Required work
Produce the listing below again, exactly as shown.

Items

↓↓↓

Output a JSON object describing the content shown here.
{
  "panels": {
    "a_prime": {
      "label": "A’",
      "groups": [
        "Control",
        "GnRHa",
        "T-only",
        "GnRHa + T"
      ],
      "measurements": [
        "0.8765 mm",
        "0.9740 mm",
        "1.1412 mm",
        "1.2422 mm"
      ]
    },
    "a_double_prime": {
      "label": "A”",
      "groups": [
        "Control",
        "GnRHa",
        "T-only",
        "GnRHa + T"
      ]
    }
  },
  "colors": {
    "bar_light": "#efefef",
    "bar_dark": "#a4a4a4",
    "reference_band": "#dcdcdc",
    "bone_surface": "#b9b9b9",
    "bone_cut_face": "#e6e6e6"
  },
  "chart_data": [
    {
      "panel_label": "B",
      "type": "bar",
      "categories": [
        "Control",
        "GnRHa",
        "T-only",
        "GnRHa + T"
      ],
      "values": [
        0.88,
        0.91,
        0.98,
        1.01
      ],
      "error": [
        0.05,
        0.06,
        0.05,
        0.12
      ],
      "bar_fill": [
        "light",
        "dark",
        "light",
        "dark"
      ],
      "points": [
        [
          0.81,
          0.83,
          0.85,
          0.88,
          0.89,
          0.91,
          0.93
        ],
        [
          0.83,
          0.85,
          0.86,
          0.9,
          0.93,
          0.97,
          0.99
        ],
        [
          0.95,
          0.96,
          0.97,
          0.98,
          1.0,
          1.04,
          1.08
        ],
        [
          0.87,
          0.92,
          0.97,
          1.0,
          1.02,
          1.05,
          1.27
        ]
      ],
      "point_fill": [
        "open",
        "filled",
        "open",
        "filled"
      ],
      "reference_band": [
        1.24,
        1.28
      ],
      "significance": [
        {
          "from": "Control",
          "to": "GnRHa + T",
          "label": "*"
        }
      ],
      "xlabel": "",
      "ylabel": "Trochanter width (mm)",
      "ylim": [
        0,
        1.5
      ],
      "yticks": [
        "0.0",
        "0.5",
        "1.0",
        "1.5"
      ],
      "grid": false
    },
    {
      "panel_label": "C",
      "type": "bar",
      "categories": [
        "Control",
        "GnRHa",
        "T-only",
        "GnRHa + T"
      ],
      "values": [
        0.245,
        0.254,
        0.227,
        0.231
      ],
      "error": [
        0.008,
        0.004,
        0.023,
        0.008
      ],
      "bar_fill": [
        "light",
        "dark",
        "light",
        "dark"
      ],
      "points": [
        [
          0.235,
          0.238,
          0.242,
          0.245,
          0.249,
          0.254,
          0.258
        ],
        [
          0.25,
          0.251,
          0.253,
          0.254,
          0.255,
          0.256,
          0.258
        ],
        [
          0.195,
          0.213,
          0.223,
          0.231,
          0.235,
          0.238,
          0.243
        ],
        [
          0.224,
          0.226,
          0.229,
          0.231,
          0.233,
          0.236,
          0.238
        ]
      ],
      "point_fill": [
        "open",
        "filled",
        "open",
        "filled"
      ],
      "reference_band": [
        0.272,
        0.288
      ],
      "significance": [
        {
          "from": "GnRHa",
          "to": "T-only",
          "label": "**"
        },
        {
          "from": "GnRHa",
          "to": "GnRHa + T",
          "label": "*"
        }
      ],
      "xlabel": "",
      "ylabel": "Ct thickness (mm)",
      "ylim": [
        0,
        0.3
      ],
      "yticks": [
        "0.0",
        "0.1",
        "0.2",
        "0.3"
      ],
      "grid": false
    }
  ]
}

↑↑↑

Response for this exercise
Output a JSON object describing the content shown here.
{
  "panels": {
    "a_prime": {
      "label": "A’",
      "groups": [
        "Control",
        "GnRHa",
        "T-only",
        "GnRHa + T"
      ],
      "measurements": [
        "0.8765 mm",
        "0.9740 mm",
        "1.1412 mm",
        "1.2422 mm"
      ]
    },
    "a_double_prime": {
      "label": "A”",
      "groups": [
        "Control",
        "GnRHa",
        "T-only",
        "GnRHa + T"
      ]
    }
  },
  "colors": {
    "bar_light": "#efefef",
    "bar_dark": "#a4a4a4",
    "reference_band": "#dcdcdc",
    "bone_surface": "#b9b9b9",
    "bone_cut_face": "#e6e6e6"
  },
  "chart_data": [
    {
      "panel_label": "B",
      "type": "bar",
      "categories": [
        "Control",
        "GnRHa",
        "T-only",
        "GnRHa + T"
      ],
      "values": [
        0.88,
        0.91,
        0.98,
        1.01
      ],
      "error": [
        0.05,
        0.06,
        0.05,
        0.12
      ],
      "bar_fill": [
        "light",
        "dark",
        "light",
        "dark"
      ],
      "points": [
        [
          0.81,
          0.83,
          0.85,
          0.88,
          0.89,
          0.91,
          0.93
        ],
        [
          0.83,
          0.85,
          0.86,
          0.9,
          0.93,
          0.97,
          0.99
        ],
        [
          0.95,
          0.96,
          0.97,
          0.98,
          1.0,
          1.04,
          1.08
        ],
        [
          0.87,
          0.92,
          0.97,
          1.0,
          1.02,
          1.05,
          1.27
        ]
      ],
      "point_fill": [
        "open",
        "filled",
        "open",
        "filled"
      ],
      "reference_band": [
        1.24,
        1.28
      ],
      "significance": [
        {
          "from": "Control",
          "to": "GnRHa + T",
          "label": "*"
        }
      ],
      "xlabel": "",
      "ylabel": "Trochanter width (mm)",
      "ylim": [
        0,
        1.5
      ],
      "yticks": [
        "0.0",
        "0.5",
        "1.0",
        "1.5"
      ],
      "grid": false
    },
    {
      "panel_label": "C",
      "type": "bar",
      "categories": [
        "Control",
        "GnRHa",
        "T-only",
        "GnRHa + T"
      ],
      "values": [
        0.245,
        0.254,
        0.227,
        0.231
      ],
      "error": [
        0.008,
        0.004,
        0.023,
        0.008
      ],
      "bar_fill": [
        "light",
        "dark",
        "light",
        "dark"
      ],
      "points": [
        [
          0.235,
          0.238,
          0.242,
          0.245,
          0.249,
          0.254,
          0.258
        ],
        [
          0.25,
          0.251,
          0.253,
          0.254,
          0.255,
          0.256,
          0.258
        ],
        [
          0.195,
          0.213,
          0.223,
          0.231,
          0.235,
          0.238,
          0.243
        ],
        [
          0.224,
          0.226,
          0.229,
          0.231,
          0.233,
          0.236,
          0.238
        ]
      ],
      "point_fill": [
        "open",
        "filled",
        "open",
        "filled"
      ],
      "reference_band": [
        0.272,
        0.288
      ],
      "significance": [
        {
          "from": "GnRHa",
          "to": "T-only",
          "label": "**"
        },
        {
          "from": "GnRHa",
          "to": "GnRHa + T",
          "label": "*"
        }
      ],
      "xlabel": "",
      "ylabel": "Ct thickness (mm)",
      "ylim": [
        0,
        0.3
      ],
      "yticks": [
        "0.0",
        "0.1",
        "0.2",
        "0.3"
      ],
      "grid": false
    }
  ]
}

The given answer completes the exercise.